■ **Data listing**:
----
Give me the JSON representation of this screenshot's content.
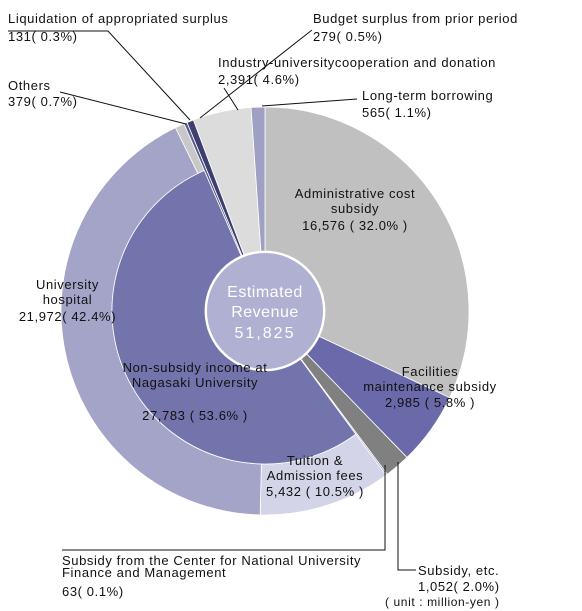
{
  "chart_data": {
    "type": "sunburst",
    "center_title": "Estimated Revenue",
    "total": 51825,
    "total_label": "51,825",
    "unit": "( unit : million-yen )",
    "segments": [
      {
        "name": "Administrative cost subsidy",
        "value": 16576,
        "value_label": "16,576 ( 32.0% )",
        "color": "#c0c0c0"
      },
      {
        "name": "Facilities maintenance subsidy",
        "value": 2985,
        "value_label": "2,985 ( 5.8% )",
        "color": "#6a6aaa"
      },
      {
        "name": "Subsidy, etc.",
        "value": 1052,
        "value_label": "1,052( 2.0%)",
        "color": "#808080"
      },
      {
        "name": "Subsidy from the Center for National University Finance and Management",
        "value": 63,
        "value_label": "63( 0.1%)",
        "color": "#9090b4"
      },
      {
        "name": "Tuition & Admission fees",
        "value": 5432,
        "value_label": "5,432 ( 10.5% )",
        "color": "#d4d4e8"
      },
      {
        "name": "University hospital",
        "value": 21972,
        "value_label": "21,972( 42.4%)",
        "color": "#a4a4c8"
      },
      {
        "name": "Others",
        "value": 379,
        "value_label": "379( 0.7%)",
        "color": "#c8c8c8"
      },
      {
        "name": "Liquidation of appropriated surplus",
        "value": 131,
        "value_label": "131( 0.3%)",
        "color": "#5a5a8c"
      },
      {
        "name": "Budget surplus from prior period",
        "value": 279,
        "value_label": "279( 0.5%)",
        "color": "#3e3e70"
      },
      {
        "name": "Industry-universitycooperation and donation",
        "value": 2391,
        "value_label": "2,391( 4.6%)",
        "color": "#dcdcdc"
      },
      {
        "name": "Long-term borrowing",
        "value": 565,
        "value_label": "565( 1.1%)",
        "color": "#a0a0c4"
      }
    ],
    "group": {
      "name": "Non-subsidy income at Nagasaki University",
      "value": 27783,
      "value_label": "27,783 ( 53.6% )",
      "color": "#7474ac"
    }
  }
}
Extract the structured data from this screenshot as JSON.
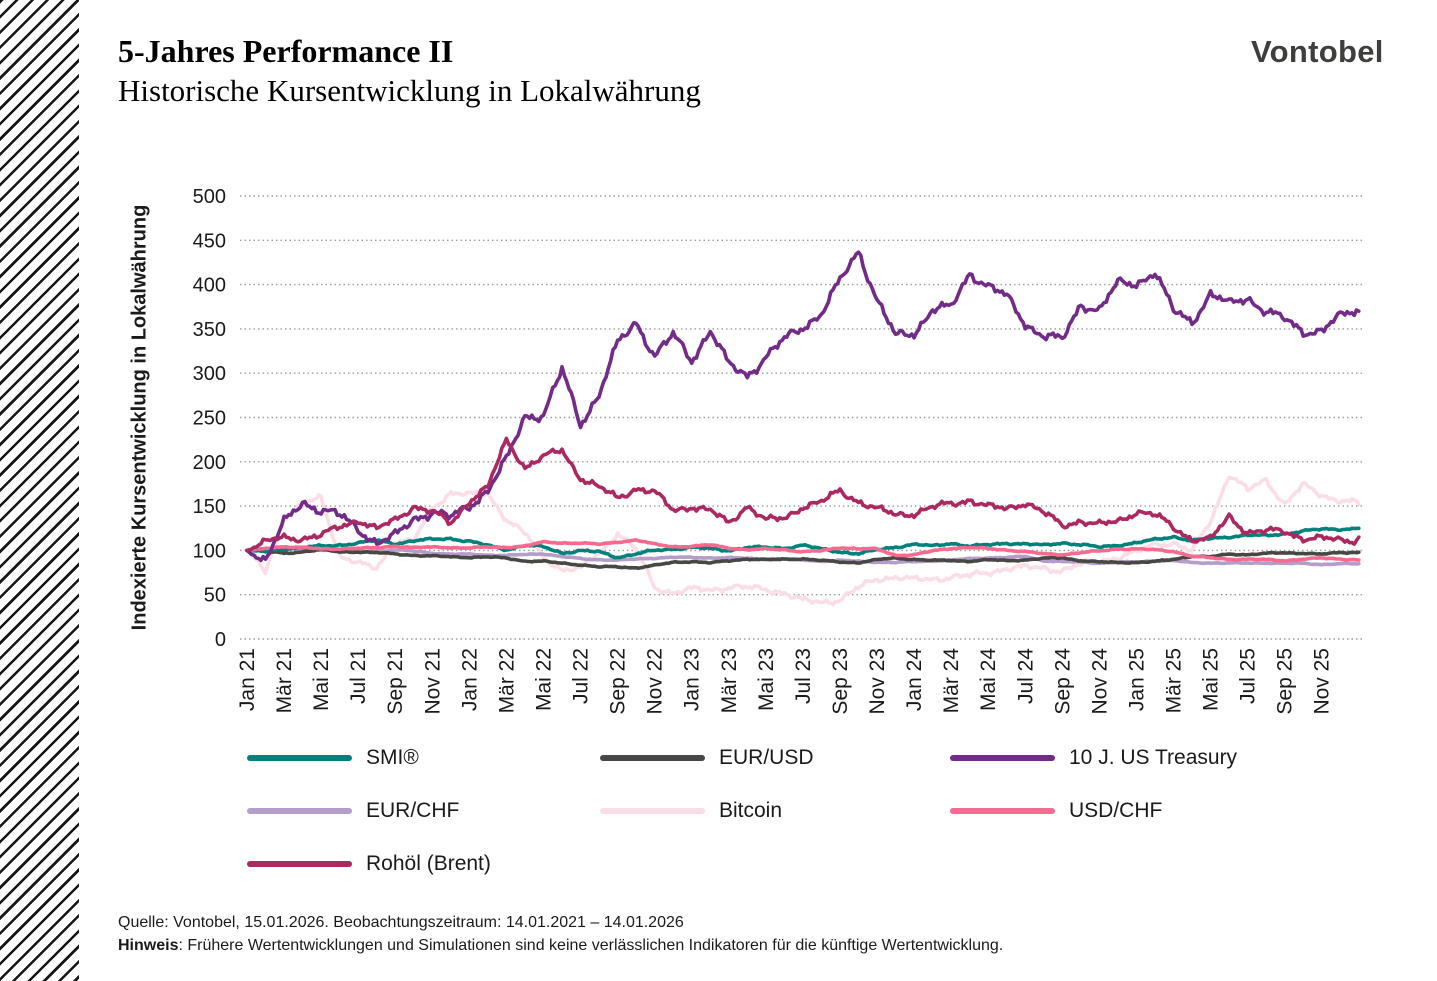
{
  "header": {
    "title": "5-Jahres Performance II",
    "subtitle": "Historische Kursentwicklung in Lokalwährung",
    "logo": "Vontobel"
  },
  "chart_data": {
    "type": "line",
    "title": "5-Jahres Performance II",
    "subtitle": "Historische Kursentwicklung in Lokalwährung",
    "xlabel": "",
    "ylabel": "Indexierte Kursentwicklung in Lokalwährung",
    "ylim": [
      0,
      500
    ],
    "y_ticks": [
      0,
      50,
      100,
      150,
      200,
      250,
      300,
      350,
      400,
      450,
      500
    ],
    "x_labels": [
      "Jan 21",
      "Mär 21",
      "Mai 21",
      "Jul 21",
      "Sep 21",
      "Nov 21",
      "Jan 22",
      "Mär 22",
      "Mai 22",
      "Jul 22",
      "Sep 22",
      "Nov 22",
      "Jan 23",
      "Mär 23",
      "Mai 23",
      "Jul 23",
      "Sep 23",
      "Nov 23",
      "Jan 24",
      "Mär 24",
      "Mai 24",
      "Jul 24",
      "Sep 24",
      "Nov 24",
      "Jan 25",
      "Mär 25",
      "Mai 25",
      "Jul 25",
      "Sep 25",
      "Nov 25"
    ],
    "grid": "horizontal-dotted",
    "legend_position": "bottom",
    "values_granularity": "monthly, Jan 2021 - Jan 2026, indexed to 100",
    "series": [
      {
        "name": "SMI®",
        "color": "#00827b",
        "volatility": 1.6,
        "values": [
          100,
          98,
          101,
          103,
          105,
          107,
          109,
          111,
          107,
          110,
          112,
          114,
          111,
          106,
          101,
          105,
          103,
          97,
          100,
          99,
          93,
          96,
          99,
          101,
          103,
          102,
          101,
          104,
          103,
          102,
          105,
          101,
          99,
          97,
          101,
          104,
          106,
          104,
          108,
          105,
          107,
          109,
          107,
          105,
          108,
          106,
          104,
          107,
          109,
          112,
          115,
          110,
          113,
          116,
          118,
          117,
          119,
          121,
          123,
          124,
          125
        ]
      },
      {
        "name": "EUR/USD",
        "color": "#474744",
        "volatility": 0.9,
        "values": [
          100,
          99,
          97,
          99,
          101,
          98,
          98,
          97,
          96,
          95,
          94,
          93,
          92,
          92,
          91,
          88,
          88,
          86,
          84,
          81,
          81,
          80,
          83,
          87,
          88,
          86,
          88,
          90,
          89,
          90,
          91,
          89,
          87,
          86,
          89,
          91,
          90,
          89,
          89,
          88,
          89,
          88,
          89,
          91,
          92,
          89,
          87,
          86,
          86,
          87,
          90,
          94,
          93,
          96,
          95,
          96,
          97,
          97,
          96,
          98,
          98
        ]
      },
      {
        "name": "10 J. US Treasury",
        "color": "#722c87",
        "volatility": 7,
        "values": [
          100,
          92,
          130,
          152,
          142,
          138,
          127,
          112,
          118,
          136,
          140,
          133,
          150,
          170,
          205,
          255,
          252,
          300,
          240,
          275,
          335,
          362,
          322,
          342,
          312,
          345,
          308,
          300,
          322,
          340,
          352,
          364,
          400,
          438,
          385,
          345,
          348,
          372,
          370,
          410,
          398,
          388,
          360,
          345,
          336,
          375,
          368,
          400,
          404,
          418,
          372,
          358,
          386,
          374,
          385,
          372,
          364,
          350,
          347,
          360,
          370
        ]
      },
      {
        "name": "EUR/CHF",
        "color": "#b49dc9",
        "volatility": 0.7,
        "values": [
          100,
          100,
          102,
          102,
          101,
          101,
          99,
          99,
          100,
          99,
          97,
          96,
          96,
          95,
          94,
          95,
          96,
          93,
          91,
          90,
          89,
          90,
          91,
          92,
          92,
          92,
          92,
          91,
          90,
          90,
          89,
          88,
          89,
          88,
          87,
          86,
          87,
          88,
          89,
          91,
          92,
          92,
          93,
          88,
          87,
          87,
          86,
          87,
          87,
          88,
          88,
          86,
          86,
          86,
          86,
          86,
          85,
          85,
          84,
          85,
          85
        ]
      },
      {
        "name": "Bitcoin",
        "color": "#fbdde7",
        "volatility": 4.5,
        "values": [
          100,
          78,
          140,
          152,
          160,
          92,
          82,
          80,
          112,
          112,
          150,
          165,
          160,
          162,
          135,
          120,
          95,
          80,
          78,
          95,
          118,
          100,
          60,
          55,
          57,
          55,
          57,
          55,
          56,
          54,
          45,
          43,
          44,
          55,
          66,
          70,
          68,
          70,
          72,
          70,
          73,
          78,
          80,
          82,
          80,
          85,
          88,
          90,
          95,
          108,
          110,
          100,
          135,
          185,
          165,
          178,
          152,
          175,
          165,
          158,
          152
        ]
      },
      {
        "name": "USD/CHF",
        "color": "#f56b90",
        "volatility": 0.9,
        "values": [
          100,
          102,
          104,
          103,
          101,
          102,
          103,
          103,
          105,
          103,
          103,
          103,
          103,
          104,
          104,
          105,
          109,
          108,
          108,
          107,
          110,
          112,
          107,
          104,
          104,
          106,
          103,
          101,
          102,
          101,
          98,
          99,
          103,
          102,
          102,
          95,
          95,
          99,
          102,
          103,
          102,
          101,
          99,
          96,
          95,
          97,
          99,
          102,
          102,
          101,
          99,
          93,
          91,
          90,
          90,
          90,
          89,
          90,
          91,
          90,
          89
        ]
      },
      {
        "name": "Rohöl (Brent)",
        "color": "#ab2960",
        "volatility": 5,
        "values": [
          100,
          107,
          114,
          116,
          119,
          128,
          134,
          121,
          132,
          150,
          145,
          133,
          158,
          170,
          222,
          192,
          205,
          215,
          185,
          172,
          158,
          168,
          163,
          145,
          152,
          147,
          132,
          150,
          131,
          134,
          150,
          156,
          170,
          157,
          145,
          138,
          140,
          148,
          155,
          160,
          150,
          146,
          152,
          140,
          128,
          136,
          131,
          134,
          143,
          137,
          124,
          113,
          114,
          141,
          122,
          120,
          119,
          112,
          113,
          114,
          115
        ]
      }
    ]
  },
  "footer": {
    "source": "Quelle: Vontobel,  15.01.2026. Beobachtungszeitraum: 14.01.2021 – 14.01.2026",
    "note_label": "Hinweis",
    "note_text": ":  Frühere Wertentwicklungen und Simulationen sind keine verlässlichen Indikatoren für die künftige Wertentwicklung."
  }
}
----
■ **Stated problem**:
Pick out and copy every line that contains the word "this".

■ **Response**:
Give me the JSON representation of this screenshot's content.
Extract the structured data from this screenshot as JSON.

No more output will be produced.